**Task details**
Without the pictures, reproduce the records that follow exactly.

(Records excerpted from a collection)

________________________________________

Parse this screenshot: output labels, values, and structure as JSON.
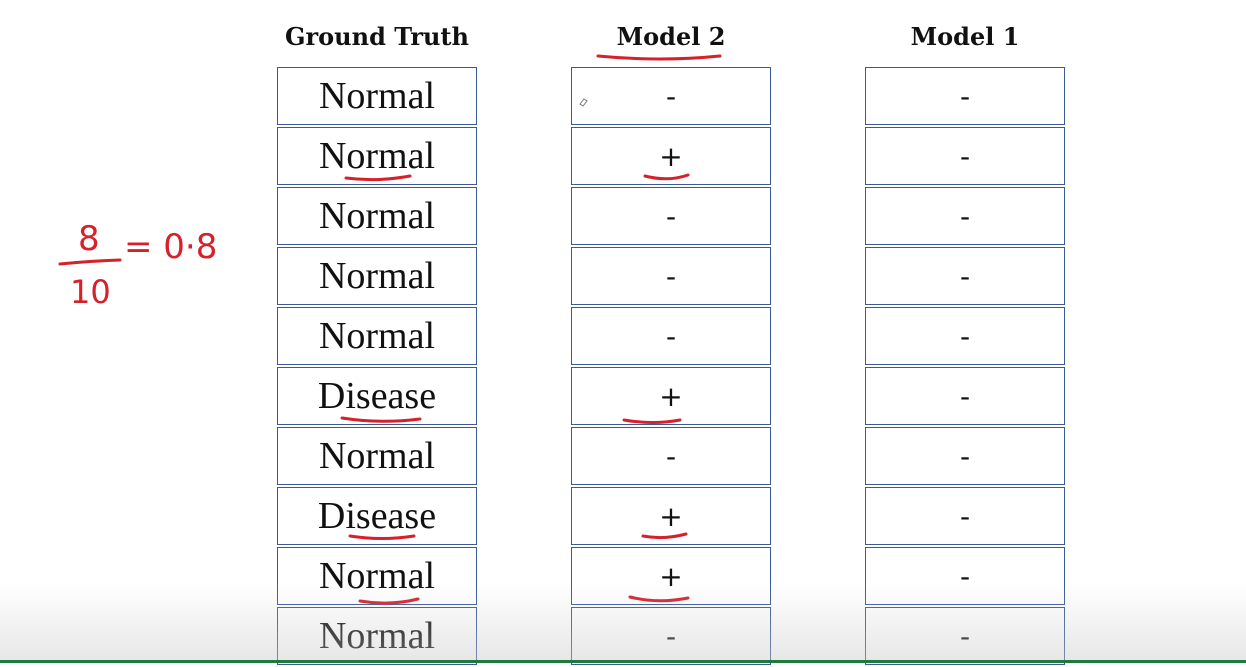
{
  "headers": {
    "ground_truth": "Ground Truth",
    "model2": "Model 2",
    "model1": "Model 1"
  },
  "ground_truth": [
    "Normal",
    "Normal",
    "Normal",
    "Normal",
    "Normal",
    "Disease",
    "Normal",
    "Disease",
    "Normal",
    "Normal"
  ],
  "model2": [
    "-",
    "+",
    "-",
    "-",
    "-",
    "+",
    "-",
    "+",
    "+",
    "-"
  ],
  "model1": [
    "-",
    "-",
    "-",
    "-",
    "-",
    "-",
    "-",
    "-",
    "-",
    "-"
  ],
  "annotation": {
    "numerator": "8",
    "denominator": "10",
    "result": "= 0·8"
  },
  "colors": {
    "ink": "#d6202a",
    "border": "#3a5a9a"
  }
}
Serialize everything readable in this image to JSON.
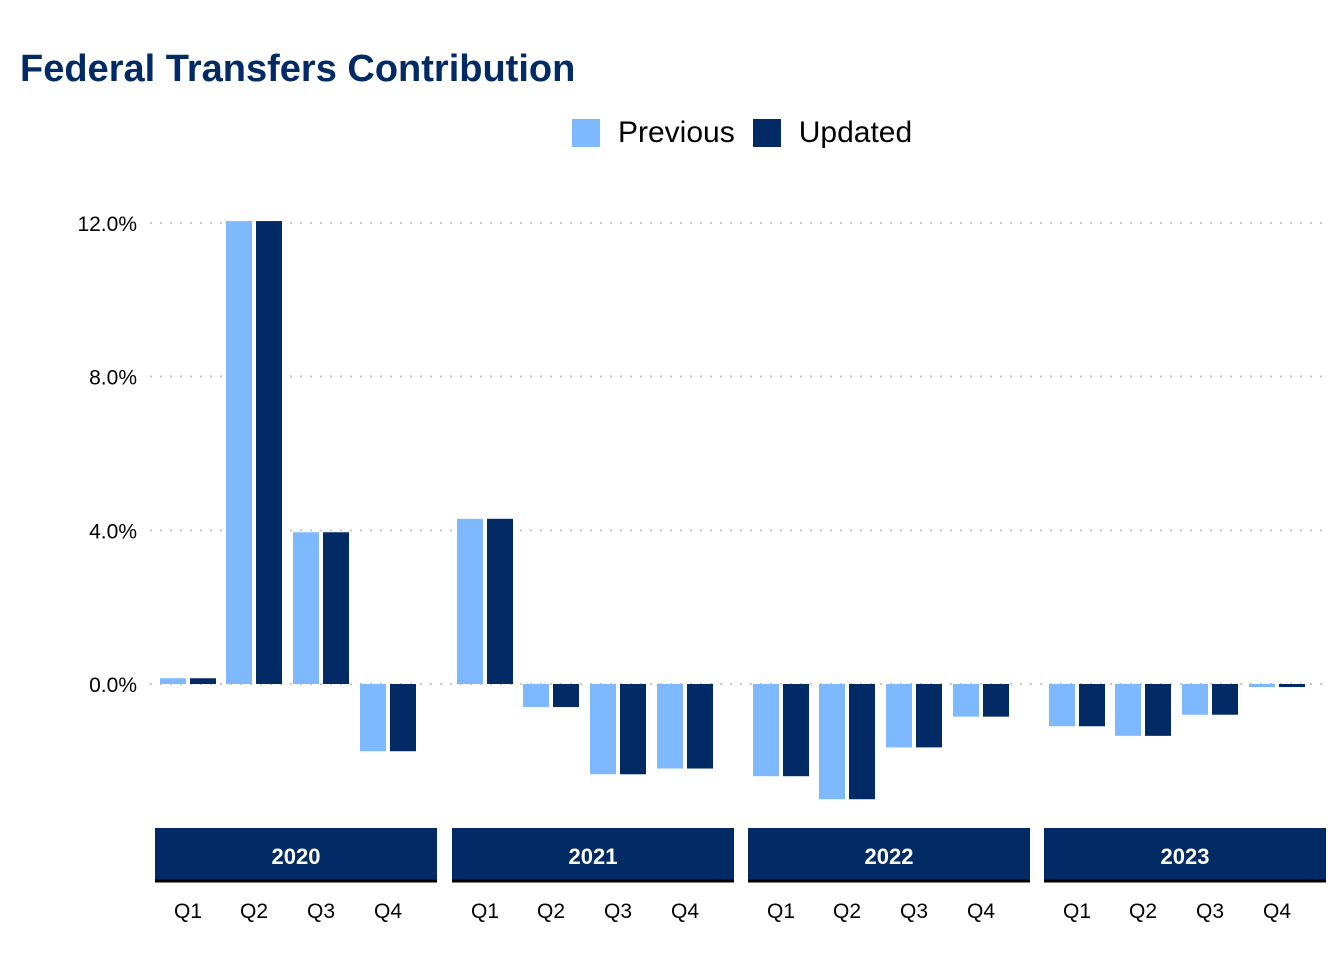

________________________________________

**Answer to this exercise**
Parse this screenshot: output labels, values, and structure as JSON.
{
  "headers": {
    "ground_truth": "Ground Truth",
    "model2": "Model 2",
    "model1": "Model 1"
  },
  "ground_truth": [
    "Normal",
    "Normal",
    "Normal",
    "Normal",
    "Normal",
    "Disease",
    "Normal",
    "Disease",
    "Normal",
    "Normal"
  ],
  "model2": [
    "-",
    "+",
    "-",
    "-",
    "-",
    "+",
    "-",
    "+",
    "+",
    "-"
  ],
  "model1": [
    "-",
    "-",
    "-",
    "-",
    "-",
    "-",
    "-",
    "-",
    "-",
    "-"
  ],
  "annotation": {
    "numerator": "8",
    "denominator": "10",
    "result": "= 0·8"
  },
  "colors": {
    "ink": "#d6202a",
    "border": "#3a5a9a"
  }
}
Serialize everything readable in this image to JSON.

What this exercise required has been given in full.